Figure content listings

>>>

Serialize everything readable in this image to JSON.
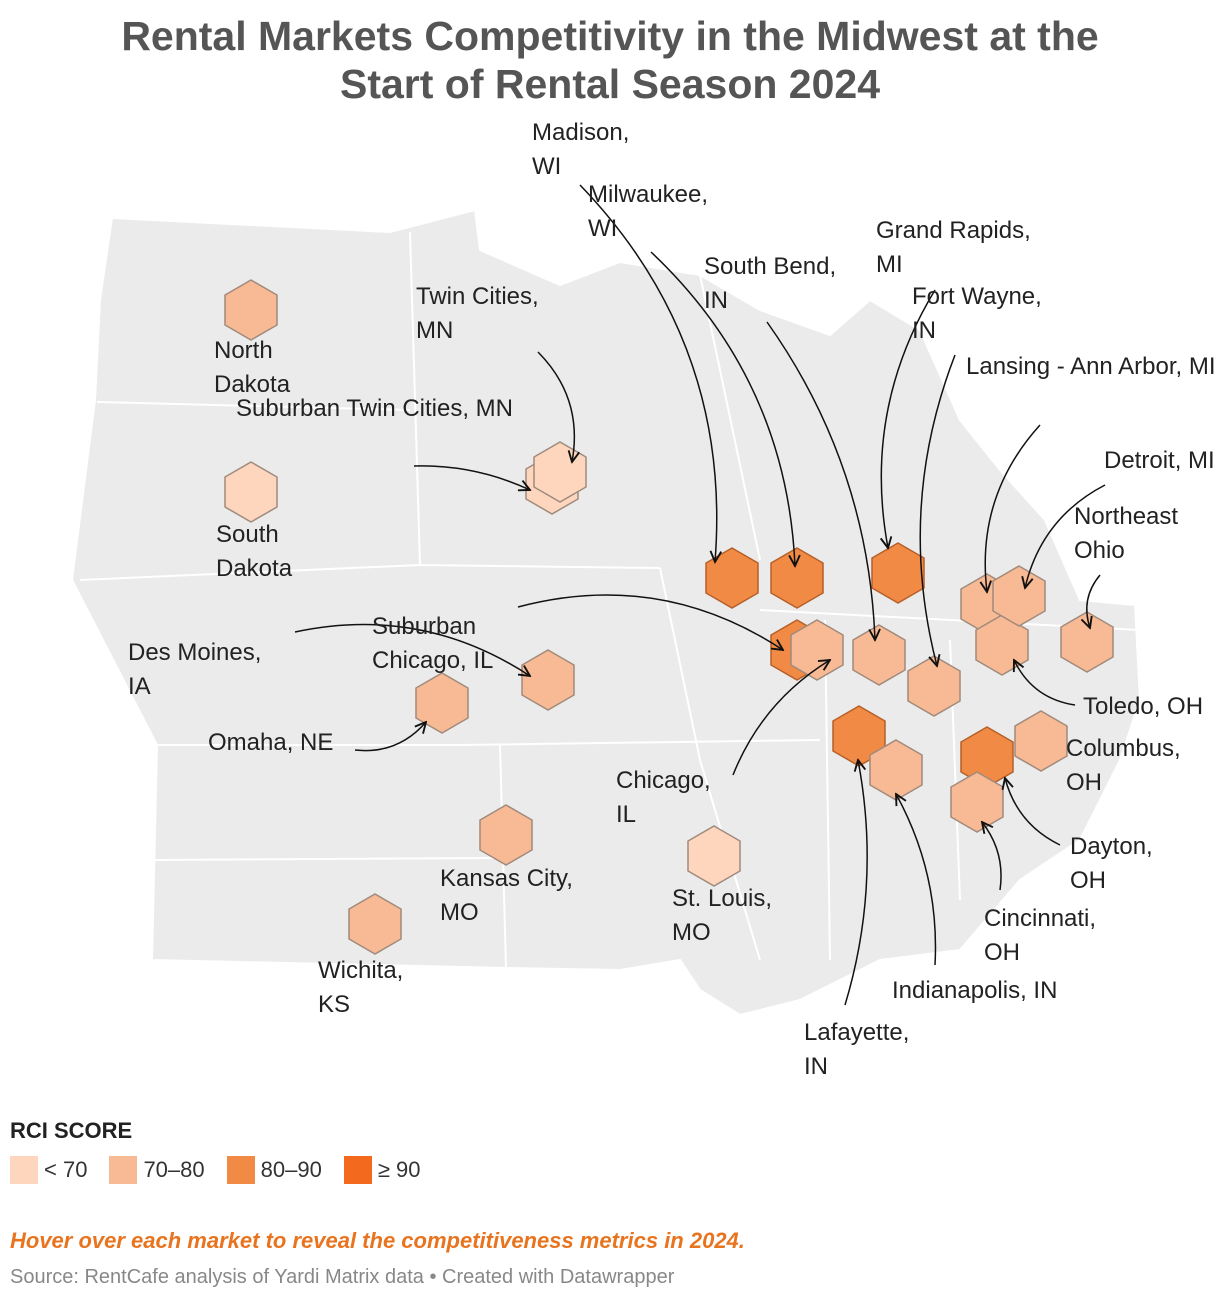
{
  "title": "Rental Markets Competitivity in the Midwest at the Start of Rental Season 2024",
  "markets": [
    {
      "label": "North Dakota",
      "category": "70–80"
    },
    {
      "label": "South Dakota",
      "category": "< 70"
    },
    {
      "label": "Suburban Twin Cities, MN",
      "category": "< 70"
    },
    {
      "label": "Twin Cities, MN",
      "category": "< 70"
    },
    {
      "label": "Madison, WI",
      "category": "80–90"
    },
    {
      "label": "Milwaukee, WI",
      "category": "80–90"
    },
    {
      "label": "Grand Rapids, MI",
      "category": "80–90"
    },
    {
      "label": "Suburban Chicago, IL",
      "category": "80–90"
    },
    {
      "label": "Chicago, IL",
      "category": "70–80"
    },
    {
      "label": "South Bend, IN",
      "category": "70–80"
    },
    {
      "label": "Fort Wayne, IN",
      "category": "70–80"
    },
    {
      "label": "Lansing - Ann Arbor, MI",
      "category": "70–80"
    },
    {
      "label": "Toledo, OH",
      "category": "70–80"
    },
    {
      "label": "Detroit, MI",
      "category": "70–80"
    },
    {
      "label": "Northeast Ohio",
      "category": "70–80"
    },
    {
      "label": "Columbus, OH",
      "category": "70–80"
    },
    {
      "label": "Dayton, OH",
      "category": "80–90"
    },
    {
      "label": "Cincinnati, OH",
      "category": "70–80"
    },
    {
      "label": "Lafayette, IN",
      "category": "80–90"
    },
    {
      "label": "Indianapolis, IN",
      "category": "70–80"
    },
    {
      "label": "Des Moines, IA",
      "category": "70–80"
    },
    {
      "label": "Omaha, NE",
      "category": "70–80"
    },
    {
      "label": "Kansas City, MO",
      "category": "70–80"
    },
    {
      "label": "St. Louis, MO",
      "category": "< 70"
    },
    {
      "label": "Wichita, KS",
      "category": "70–80"
    }
  ],
  "legend": {
    "title": "RCI SCORE",
    "items": [
      {
        "label": "< 70",
        "color": "#fdd6bd"
      },
      {
        "label": "70–80",
        "color": "#f8ba94"
      },
      {
        "label": "80–90",
        "color": "#f08a45"
      },
      {
        "label": "≥ 90",
        "color": "#f36a1f"
      }
    ]
  },
  "note": "Hover over each market to reveal the competitiveness metrics in 2024.",
  "source": "Source: RentCafe analysis of Yardi Matrix data • Created with Datawrapper"
}
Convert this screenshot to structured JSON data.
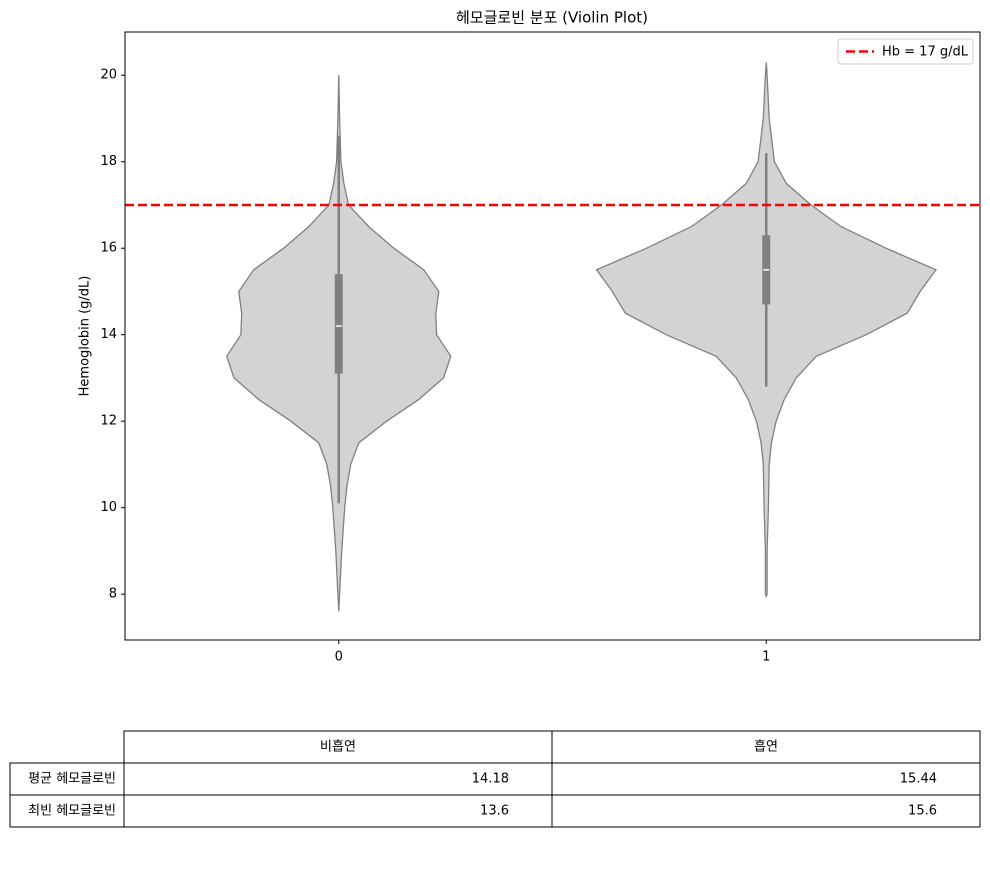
{
  "chart_data": {
    "type": "violin",
    "title": "헤모글로빈 분포 (Violin Plot)",
    "ylabel": "Hemoglobin (g/dL)",
    "categories": [
      "0",
      "1"
    ],
    "fill": "#d3d3d3",
    "edge": "#808080",
    "xlim": [
      -0.5,
      1.5
    ],
    "ylim": [
      6.94,
      21
    ],
    "yticks": [
      8,
      10,
      12,
      14,
      16,
      18,
      20
    ],
    "violins": [
      {
        "y": [
          7.6,
          8,
          9,
          10,
          10.5,
          11,
          11.5,
          12,
          12.5,
          13,
          13.5,
          14,
          14.5,
          15,
          15.5,
          16,
          16.5,
          17,
          17.5,
          18,
          19,
          20
        ],
        "width": [
          0,
          0.002,
          0.007,
          0.014,
          0.019,
          0.028,
          0.047,
          0.112,
          0.187,
          0.245,
          0.262,
          0.229,
          0.227,
          0.234,
          0.199,
          0.129,
          0.07,
          0.023,
          0.012,
          0.005,
          0.002,
          0
        ],
        "min": 10.1,
        "q1": 13.1,
        "median": 14.2,
        "q3": 15.4,
        "max": 18.6
      },
      {
        "y": [
          7.95,
          8,
          9,
          10,
          11,
          11.5,
          12,
          12.5,
          13,
          13.5,
          14,
          14.5,
          15,
          15.5,
          16,
          16.5,
          17,
          17.5,
          18,
          19,
          20,
          20.3
        ],
        "width": [
          0,
          0.002,
          0.002,
          0.005,
          0.007,
          0.012,
          0.023,
          0.042,
          0.07,
          0.117,
          0.234,
          0.33,
          0.36,
          0.397,
          0.28,
          0.175,
          0.105,
          0.047,
          0.019,
          0.007,
          0.002,
          0
        ],
        "min": 12.8,
        "q1": 14.7,
        "median": 15.5,
        "q3": 16.3,
        "max": 18.2
      }
    ],
    "hline": {
      "value": 17,
      "label": "Hb = 17 g/dL",
      "color": "#ff0000"
    },
    "legend": "upper right"
  },
  "table": {
    "columns": [
      "비흡연",
      "흡연"
    ],
    "rows": [
      {
        "label": "평균 헤모글로빈",
        "values": [
          14.18,
          15.44
        ]
      },
      {
        "label": "최빈 헤모글로빈",
        "values": [
          13.6,
          15.6
        ]
      }
    ]
  }
}
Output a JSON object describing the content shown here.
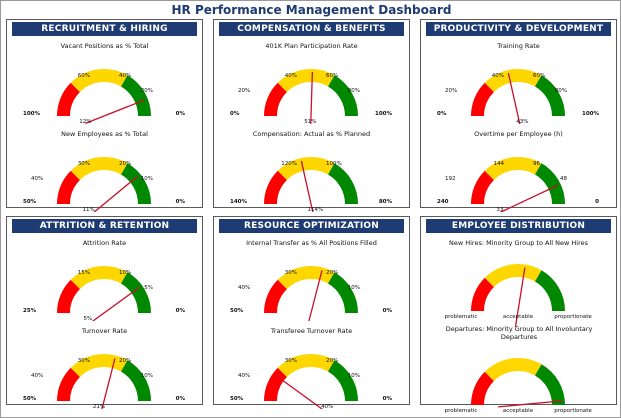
{
  "dashboard": {
    "title": "HR Performance Management Dashboard"
  },
  "colors": {
    "red": "#ff0000",
    "yellow": "#ffd700",
    "green": "#008800",
    "needle": "#c8102e",
    "header": "#1f3b73"
  },
  "panels": [
    {
      "title": "RECRUITMENT & HIRING",
      "gauges": [
        {
          "title": "Vacant Positions as % Total",
          "left_label": "100%",
          "ll_left": "",
          "ul_left": "60%",
          "ul_right": "40%",
          "lr_right": "20%",
          "right_label": "0%",
          "value_label": "12%",
          "value_fraction": 0.88
        },
        {
          "title": "New Employees as % Total",
          "left_label": "50%",
          "ll_left": "40%",
          "ul_left": "30%",
          "ul_right": "20%",
          "lr_right": "10%",
          "right_label": "0%",
          "value_label": "11%",
          "value_fraction": 0.78
        }
      ]
    },
    {
      "title": "COMPENSATION & BENEFITS",
      "gauges": [
        {
          "title": "401K Plan Participation Rate",
          "left_label": "0%",
          "ll_left": "20%",
          "ul_left": "40%",
          "ul_right": "60%",
          "lr_right": "80%",
          "right_label": "100%",
          "value_label": "51%",
          "value_fraction": 0.51
        },
        {
          "title": "Compensation: Actual as % Planned",
          "left_label": "140%",
          "ll_left": "",
          "ul_left": "120%",
          "ul_right": "100%",
          "lr_right": "",
          "right_label": "80%",
          "value_label": "114%",
          "value_fraction": 0.43
        }
      ]
    },
    {
      "title": "PRODUCTIVITY & DEVELOPMENT",
      "gauges": [
        {
          "title": "Training Rate",
          "left_label": "0%",
          "ll_left": "20%",
          "ul_left": "40%",
          "ul_right": "60%",
          "lr_right": "80%",
          "right_label": "100%",
          "value_label": "43%",
          "value_fraction": 0.43
        },
        {
          "title": "Overtime per Employee (h)",
          "left_label": "240",
          "ll_left": "192",
          "ul_left": "144",
          "ul_right": "96",
          "lr_right": "48",
          "right_label": "0",
          "value_label": "33",
          "value_fraction": 0.86
        }
      ]
    },
    {
      "title": "ATTRITION & RETENTION",
      "gauges": [
        {
          "title": "Attrition Rate",
          "left_label": "25%",
          "ll_left": "",
          "ul_left": "15%",
          "ul_right": "10%",
          "lr_right": "5%",
          "right_label": "0%",
          "value_label": "5%",
          "value_fraction": 0.8
        },
        {
          "title": "Turnover Rate",
          "left_label": "50%",
          "ll_left": "40%",
          "ul_left": "30%",
          "ul_right": "20%",
          "lr_right": "10%",
          "right_label": "0%",
          "value_label": "21%",
          "value_fraction": 0.58
        }
      ]
    },
    {
      "title": "RESOURCE OPTIMIZATION",
      "gauges": [
        {
          "title": "Internal Transfer as % All Positions Filled",
          "left_label": "50%",
          "ll_left": "40%",
          "ul_left": "30%",
          "ul_right": "20%",
          "lr_right": "10%",
          "right_label": "0%",
          "value_label": "",
          "value_fraction": 0.58
        },
        {
          "title": "Transferee Turnover Rate",
          "left_label": "50%",
          "ll_left": "40%",
          "ul_left": "30%",
          "ul_right": "20%",
          "lr_right": "10%",
          "right_label": "0%",
          "value_label": "40%",
          "value_fraction": 0.2
        }
      ]
    },
    {
      "title": "EMPLOYEE DISTRIBUTION",
      "gauges": [
        {
          "title": "New Hires: Minority Group to All New Hires",
          "left_label": "",
          "ll_left": "",
          "ul_left": "",
          "ul_right": "",
          "lr_right": "",
          "right_label": "",
          "value_label": "",
          "value_fraction": 0.55,
          "cat_left": "problematic",
          "cat_mid": "acceptable",
          "cat_right": "proportionate"
        },
        {
          "title": "Departures: Minority Group to All Involuntary Departures",
          "left_label": "",
          "ll_left": "",
          "ul_left": "",
          "ul_right": "",
          "lr_right": "",
          "right_label": "",
          "value_label": "",
          "value_fraction": 0.97,
          "cat_left": "problematic",
          "cat_mid": "acceptable",
          "cat_right": "proportionate"
        }
      ]
    }
  ]
}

<<<

● **Short problem**
Among the records above, find each line holding the string "헤모글로빈" and pull it out.

● **Completed task**
    "title": "헤모글로빈 분포 (Violin Plot)",
        "label": "평균 헤모글로빈",
        "label": "최빈 헤모글로빈",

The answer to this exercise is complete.